** begin **
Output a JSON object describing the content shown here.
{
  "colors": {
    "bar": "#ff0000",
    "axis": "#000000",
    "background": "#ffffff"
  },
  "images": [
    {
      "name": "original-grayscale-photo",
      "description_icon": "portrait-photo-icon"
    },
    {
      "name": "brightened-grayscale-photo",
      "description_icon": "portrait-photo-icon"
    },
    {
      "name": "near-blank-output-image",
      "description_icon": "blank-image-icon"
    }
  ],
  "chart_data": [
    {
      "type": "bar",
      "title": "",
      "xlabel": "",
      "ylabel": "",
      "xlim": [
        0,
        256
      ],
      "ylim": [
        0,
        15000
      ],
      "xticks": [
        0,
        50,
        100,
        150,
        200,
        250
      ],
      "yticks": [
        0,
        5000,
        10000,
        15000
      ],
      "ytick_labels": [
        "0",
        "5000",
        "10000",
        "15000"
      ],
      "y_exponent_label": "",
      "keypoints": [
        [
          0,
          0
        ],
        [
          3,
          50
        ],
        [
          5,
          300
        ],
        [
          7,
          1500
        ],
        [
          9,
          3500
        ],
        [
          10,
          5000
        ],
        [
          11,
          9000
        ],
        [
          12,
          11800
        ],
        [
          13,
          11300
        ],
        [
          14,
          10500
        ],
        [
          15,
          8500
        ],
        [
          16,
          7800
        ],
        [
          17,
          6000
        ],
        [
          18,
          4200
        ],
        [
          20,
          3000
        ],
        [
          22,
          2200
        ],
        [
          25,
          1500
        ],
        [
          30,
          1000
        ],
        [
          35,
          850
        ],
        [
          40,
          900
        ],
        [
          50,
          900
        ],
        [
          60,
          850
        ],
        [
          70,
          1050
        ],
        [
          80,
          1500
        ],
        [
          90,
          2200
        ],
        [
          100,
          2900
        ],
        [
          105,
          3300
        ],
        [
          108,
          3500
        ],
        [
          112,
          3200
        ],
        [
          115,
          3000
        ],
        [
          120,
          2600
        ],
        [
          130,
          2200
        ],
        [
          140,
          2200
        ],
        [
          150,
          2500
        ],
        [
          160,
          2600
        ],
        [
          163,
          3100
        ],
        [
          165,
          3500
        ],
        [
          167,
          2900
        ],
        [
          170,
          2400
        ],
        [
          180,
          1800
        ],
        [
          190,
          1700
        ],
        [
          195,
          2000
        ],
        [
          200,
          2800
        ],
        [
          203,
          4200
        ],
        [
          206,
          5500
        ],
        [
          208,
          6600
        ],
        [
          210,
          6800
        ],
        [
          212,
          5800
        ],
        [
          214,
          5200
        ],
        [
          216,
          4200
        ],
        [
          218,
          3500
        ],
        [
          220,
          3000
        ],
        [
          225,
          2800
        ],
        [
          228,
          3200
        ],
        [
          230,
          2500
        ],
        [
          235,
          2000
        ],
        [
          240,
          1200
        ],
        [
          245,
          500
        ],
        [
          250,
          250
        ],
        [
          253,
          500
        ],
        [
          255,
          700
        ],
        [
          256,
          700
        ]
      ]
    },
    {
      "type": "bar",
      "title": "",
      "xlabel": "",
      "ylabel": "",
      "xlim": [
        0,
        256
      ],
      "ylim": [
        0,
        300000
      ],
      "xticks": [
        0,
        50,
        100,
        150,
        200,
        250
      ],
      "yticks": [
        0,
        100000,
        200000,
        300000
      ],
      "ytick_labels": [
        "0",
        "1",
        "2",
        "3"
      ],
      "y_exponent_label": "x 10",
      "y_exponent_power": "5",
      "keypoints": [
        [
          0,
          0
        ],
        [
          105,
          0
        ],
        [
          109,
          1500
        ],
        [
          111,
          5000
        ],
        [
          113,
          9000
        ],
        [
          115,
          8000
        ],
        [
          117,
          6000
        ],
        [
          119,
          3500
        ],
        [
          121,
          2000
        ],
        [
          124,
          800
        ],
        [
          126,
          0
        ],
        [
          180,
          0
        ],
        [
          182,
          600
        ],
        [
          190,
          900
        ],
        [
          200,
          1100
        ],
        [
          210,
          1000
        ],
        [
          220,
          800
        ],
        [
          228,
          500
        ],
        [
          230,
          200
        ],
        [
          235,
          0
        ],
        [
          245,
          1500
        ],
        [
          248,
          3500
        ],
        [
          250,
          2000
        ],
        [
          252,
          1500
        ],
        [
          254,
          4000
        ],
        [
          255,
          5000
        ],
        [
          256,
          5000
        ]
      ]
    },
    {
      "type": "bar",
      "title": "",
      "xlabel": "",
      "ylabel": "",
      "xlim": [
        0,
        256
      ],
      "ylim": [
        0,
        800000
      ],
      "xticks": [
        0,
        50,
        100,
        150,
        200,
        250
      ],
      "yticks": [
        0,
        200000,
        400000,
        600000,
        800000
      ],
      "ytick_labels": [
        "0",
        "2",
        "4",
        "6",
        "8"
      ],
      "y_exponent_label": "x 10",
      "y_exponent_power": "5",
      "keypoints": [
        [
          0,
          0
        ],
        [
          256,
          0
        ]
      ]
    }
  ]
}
** end **
▶ Directions for this task
Reproduce all of the data exactly as given.

▶ Task answer
Output a JSON object describing the content shown here.
{
  "colors": {
    "bar": "#ff0000",
    "axis": "#000000",
    "background": "#ffffff"
  },
  "images": [
    {
      "name": "original-grayscale-photo",
      "description_icon": "portrait-photo-icon"
    },
    {
      "name": "brightened-grayscale-photo",
      "description_icon": "portrait-photo-icon"
    },
    {
      "name": "near-blank-output-image",
      "description_icon": "blank-image-icon"
    }
  ],
  "chart_data": [
    {
      "type": "bar",
      "title": "",
      "xlabel": "",
      "ylabel": "",
      "xlim": [
        0,
        256
      ],
      "ylim": [
        0,
        15000
      ],
      "xticks": [
        0,
        50,
        100,
        150,
        200,
        250
      ],
      "yticks": [
        0,
        5000,
        10000,
        15000
      ],
      "ytick_labels": [
        "0",
        "5000",
        "10000",
        "15000"
      ],
      "y_exponent_label": "",
      "keypoints": [
        [
          0,
          0
        ],
        [
          3,
          50
        ],
        [
          5,
          300
        ],
        [
          7,
          1500
        ],
        [
          9,
          3500
        ],
        [
          10,
          5000
        ],
        [
          11,
          9000
        ],
        [
          12,
          11800
        ],
        [
          13,
          11300
        ],
        [
          14,
          10500
        ],
        [
          15,
          8500
        ],
        [
          16,
          7800
        ],
        [
          17,
          6000
        ],
        [
          18,
          4200
        ],
        [
          20,
          3000
        ],
        [
          22,
          2200
        ],
        [
          25,
          1500
        ],
        [
          30,
          1000
        ],
        [
          35,
          850
        ],
        [
          40,
          900
        ],
        [
          50,
          900
        ],
        [
          60,
          850
        ],
        [
          70,
          1050
        ],
        [
          80,
          1500
        ],
        [
          90,
          2200
        ],
        [
          100,
          2900
        ],
        [
          105,
          3300
        ],
        [
          108,
          3500
        ],
        [
          112,
          3200
        ],
        [
          115,
          3000
        ],
        [
          120,
          2600
        ],
        [
          130,
          2200
        ],
        [
          140,
          2200
        ],
        [
          150,
          2500
        ],
        [
          160,
          2600
        ],
        [
          163,
          3100
        ],
        [
          165,
          3500
        ],
        [
          167,
          2900
        ],
        [
          170,
          2400
        ],
        [
          180,
          1800
        ],
        [
          190,
          1700
        ],
        [
          195,
          2000
        ],
        [
          200,
          2800
        ],
        [
          203,
          4200
        ],
        [
          206,
          5500
        ],
        [
          208,
          6600
        ],
        [
          210,
          6800
        ],
        [
          212,
          5800
        ],
        [
          214,
          5200
        ],
        [
          216,
          4200
        ],
        [
          218,
          3500
        ],
        [
          220,
          3000
        ],
        [
          225,
          2800
        ],
        [
          228,
          3200
        ],
        [
          230,
          2500
        ],
        [
          235,
          2000
        ],
        [
          240,
          1200
        ],
        [
          245,
          500
        ],
        [
          250,
          250
        ],
        [
          253,
          500
        ],
        [
          255,
          700
        ],
        [
          256,
          700
        ]
      ]
    },
    {
      "type": "bar",
      "title": "",
      "xlabel": "",
      "ylabel": "",
      "xlim": [
        0,
        256
      ],
      "ylim": [
        0,
        300000
      ],
      "xticks": [
        0,
        50,
        100,
        150,
        200,
        250
      ],
      "yticks": [
        0,
        100000,
        200000,
        300000
      ],
      "ytick_labels": [
        "0",
        "1",
        "2",
        "3"
      ],
      "y_exponent_label": "x 10",
      "y_exponent_power": "5",
      "keypoints": [
        [
          0,
          0
        ],
        [
          105,
          0
        ],
        [
          109,
          1500
        ],
        [
          111,
          5000
        ],
        [
          113,
          9000
        ],
        [
          115,
          8000
        ],
        [
          117,
          6000
        ],
        [
          119,
          3500
        ],
        [
          121,
          2000
        ],
        [
          124,
          800
        ],
        [
          126,
          0
        ],
        [
          180,
          0
        ],
        [
          182,
          600
        ],
        [
          190,
          900
        ],
        [
          200,
          1100
        ],
        [
          210,
          1000
        ],
        [
          220,
          800
        ],
        [
          228,
          500
        ],
        [
          230,
          200
        ],
        [
          235,
          0
        ],
        [
          245,
          1500
        ],
        [
          248,
          3500
        ],
        [
          250,
          2000
        ],
        [
          252,
          1500
        ],
        [
          254,
          4000
        ],
        [
          255,
          5000
        ],
        [
          256,
          5000
        ]
      ]
    },
    {
      "type": "bar",
      "title": "",
      "xlabel": "",
      "ylabel": "",
      "xlim": [
        0,
        256
      ],
      "ylim": [
        0,
        800000
      ],
      "xticks": [
        0,
        50,
        100,
        150,
        200,
        250
      ],
      "yticks": [
        0,
        200000,
        400000,
        600000,
        800000
      ],
      "ytick_labels": [
        "0",
        "2",
        "4",
        "6",
        "8"
      ],
      "y_exponent_label": "x 10",
      "y_exponent_power": "5",
      "keypoints": [
        [
          0,
          0
        ],
        [
          256,
          0
        ]
      ]
    }
  ]
}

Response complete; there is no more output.